• [Stated exercise]:
Set down the full listing exactly as given. Any pictures are to be left out.
* * *
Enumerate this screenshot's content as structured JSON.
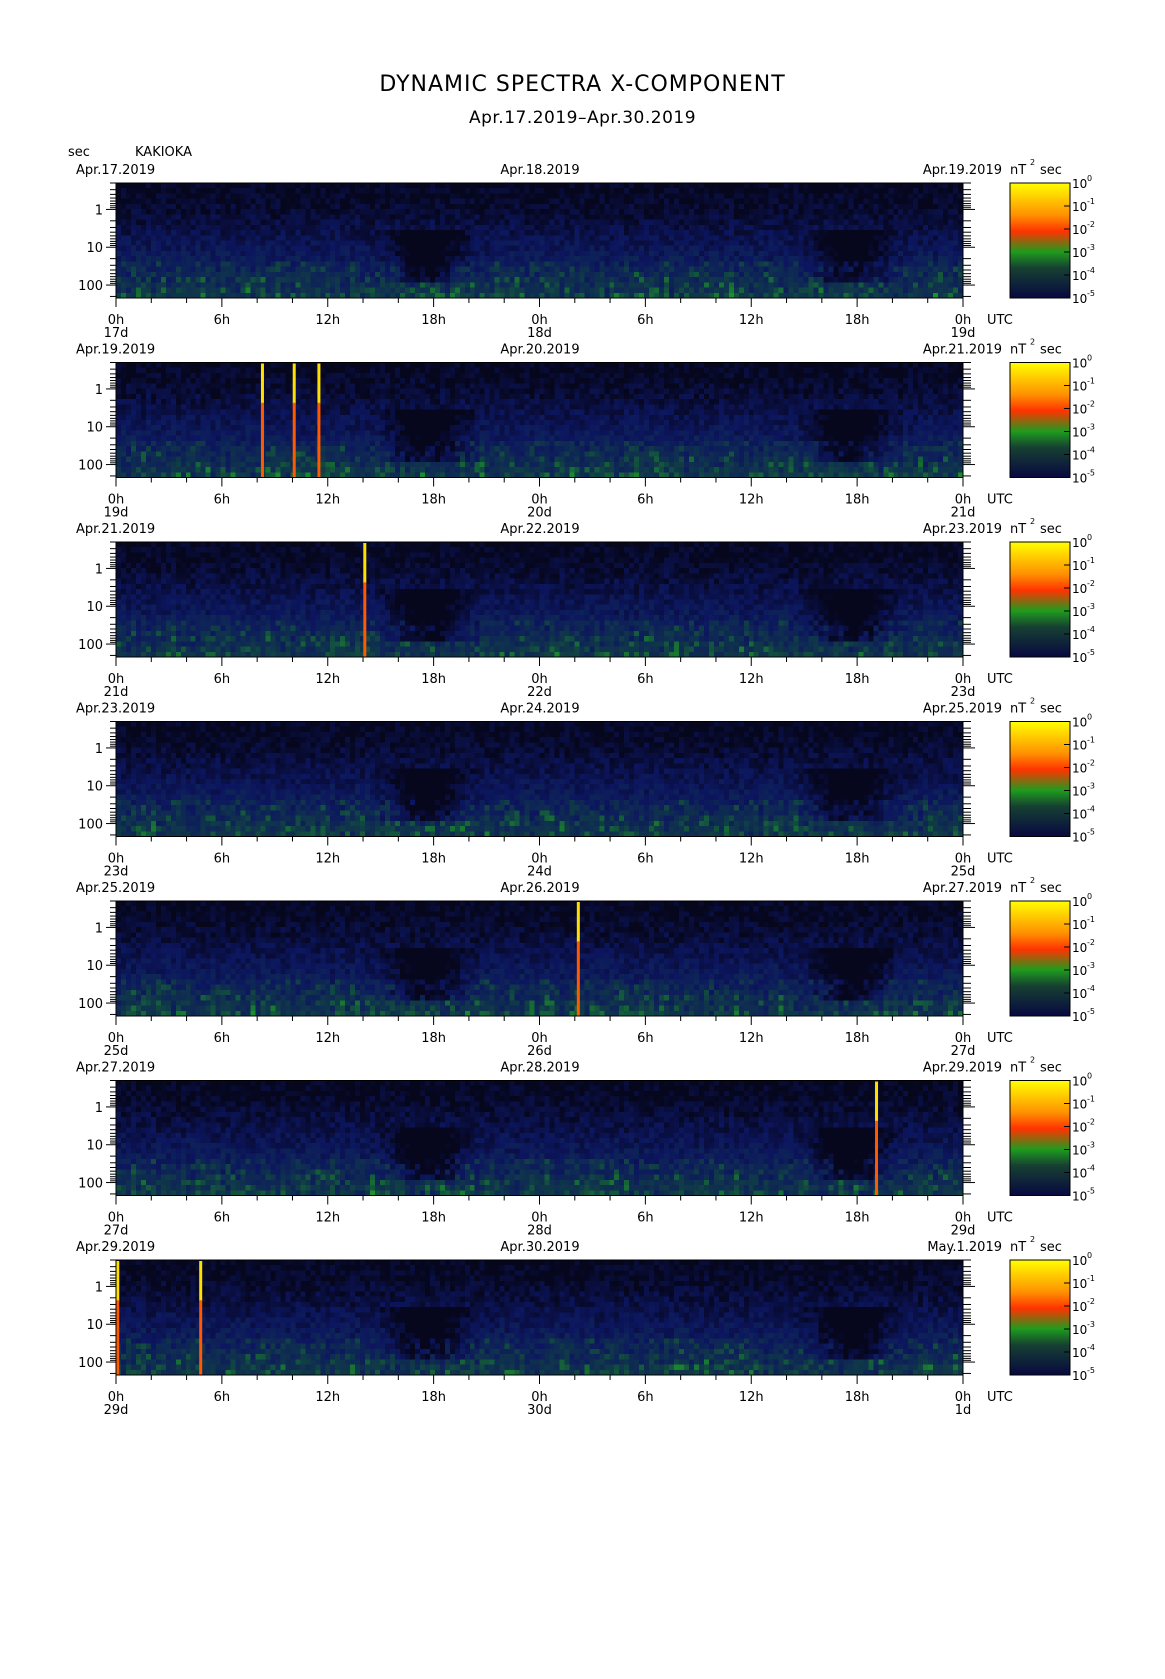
{
  "chart_data": {
    "type": "heatmap",
    "title": "DYNAMIC SPECTRA X-COMPONENT",
    "subtitle": "Apr.17.2019–Apr.30.2019",
    "station": "KAKIOKA",
    "ylabel": "sec",
    "y_scale": "log",
    "y_ticks": [
      "1",
      "10",
      "100"
    ],
    "x_ticks": [
      "0h",
      "6h",
      "12h",
      "18h",
      "0h",
      "6h",
      "12h",
      "18h",
      "0h"
    ],
    "x_unit": "UTC",
    "colorbar": {
      "unit": "nT",
      "unit_exponent": "2",
      "unit_suffix": "sec",
      "scale": "log",
      "base": "10",
      "exponents": [
        "0",
        "-1",
        "-2",
        "-3",
        "-4",
        "-5"
      ],
      "colors": [
        "#ffff00",
        "#ff3300",
        "#1e9b1e",
        "#080840"
      ]
    },
    "panels": [
      {
        "start_date": "Apr.17.2019",
        "mid_date": "Apr.18.2019",
        "end_date": "Apr.19.2019",
        "day_labels": [
          "17d",
          "18d",
          "19d"
        ],
        "spikes": []
      },
      {
        "start_date": "Apr.19.2019",
        "mid_date": "Apr.20.2019",
        "end_date": "Apr.21.2019",
        "day_labels": [
          "19d",
          "20d",
          "21d"
        ],
        "spikes": [
          8.3,
          10.1,
          11.5
        ]
      },
      {
        "start_date": "Apr.21.2019",
        "mid_date": "Apr.22.2019",
        "end_date": "Apr.23.2019",
        "day_labels": [
          "21d",
          "22d",
          "23d"
        ],
        "spikes": [
          14.1
        ]
      },
      {
        "start_date": "Apr.23.2019",
        "mid_date": "Apr.24.2019",
        "end_date": "Apr.25.2019",
        "day_labels": [
          "23d",
          "24d",
          "25d"
        ],
        "spikes": []
      },
      {
        "start_date": "Apr.25.2019",
        "mid_date": "Apr.26.2019",
        "end_date": "Apr.27.2019",
        "day_labels": [
          "25d",
          "26d",
          "27d"
        ],
        "spikes": [
          26.2
        ]
      },
      {
        "start_date": "Apr.27.2019",
        "mid_date": "Apr.28.2019",
        "end_date": "Apr.29.2019",
        "day_labels": [
          "27d",
          "28d",
          "29d"
        ],
        "spikes": [
          43.1
        ]
      },
      {
        "start_date": "Apr.29.2019",
        "mid_date": "Apr.30.2019",
        "end_date": "May.1.2019",
        "day_labels": [
          "29d",
          "30d",
          "1d"
        ],
        "spikes": [
          0.1,
          4.8
        ]
      }
    ]
  }
}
* * *
• [Output]:
Enumerate this screenshot's content as structured JSON.
{
  "chart_data": {
    "type": "heatmap",
    "title": "DYNAMIC SPECTRA X-COMPONENT",
    "subtitle": "Apr.17.2019–Apr.30.2019",
    "station": "KAKIOKA",
    "ylabel": "sec",
    "y_scale": "log",
    "y_ticks": [
      "1",
      "10",
      "100"
    ],
    "x_ticks": [
      "0h",
      "6h",
      "12h",
      "18h",
      "0h",
      "6h",
      "12h",
      "18h",
      "0h"
    ],
    "x_unit": "UTC",
    "colorbar": {
      "unit": "nT",
      "unit_exponent": "2",
      "unit_suffix": "sec",
      "scale": "log",
      "base": "10",
      "exponents": [
        "0",
        "-1",
        "-2",
        "-3",
        "-4",
        "-5"
      ],
      "colors": [
        "#ffff00",
        "#ff3300",
        "#1e9b1e",
        "#080840"
      ]
    },
    "panels": [
      {
        "start_date": "Apr.17.2019",
        "mid_date": "Apr.18.2019",
        "end_date": "Apr.19.2019",
        "day_labels": [
          "17d",
          "18d",
          "19d"
        ],
        "spikes": []
      },
      {
        "start_date": "Apr.19.2019",
        "mid_date": "Apr.20.2019",
        "end_date": "Apr.21.2019",
        "day_labels": [
          "19d",
          "20d",
          "21d"
        ],
        "spikes": [
          8.3,
          10.1,
          11.5
        ]
      },
      {
        "start_date": "Apr.21.2019",
        "mid_date": "Apr.22.2019",
        "end_date": "Apr.23.2019",
        "day_labels": [
          "21d",
          "22d",
          "23d"
        ],
        "spikes": [
          14.1
        ]
      },
      {
        "start_date": "Apr.23.2019",
        "mid_date": "Apr.24.2019",
        "end_date": "Apr.25.2019",
        "day_labels": [
          "23d",
          "24d",
          "25d"
        ],
        "spikes": []
      },
      {
        "start_date": "Apr.25.2019",
        "mid_date": "Apr.26.2019",
        "end_date": "Apr.27.2019",
        "day_labels": [
          "25d",
          "26d",
          "27d"
        ],
        "spikes": [
          26.2
        ]
      },
      {
        "start_date": "Apr.27.2019",
        "mid_date": "Apr.28.2019",
        "end_date": "Apr.29.2019",
        "day_labels": [
          "27d",
          "28d",
          "29d"
        ],
        "spikes": [
          43.1
        ]
      },
      {
        "start_date": "Apr.29.2019",
        "mid_date": "Apr.30.2019",
        "end_date": "May.1.2019",
        "day_labels": [
          "29d",
          "30d",
          "1d"
        ],
        "spikes": [
          0.1,
          4.8
        ]
      }
    ]
  }
}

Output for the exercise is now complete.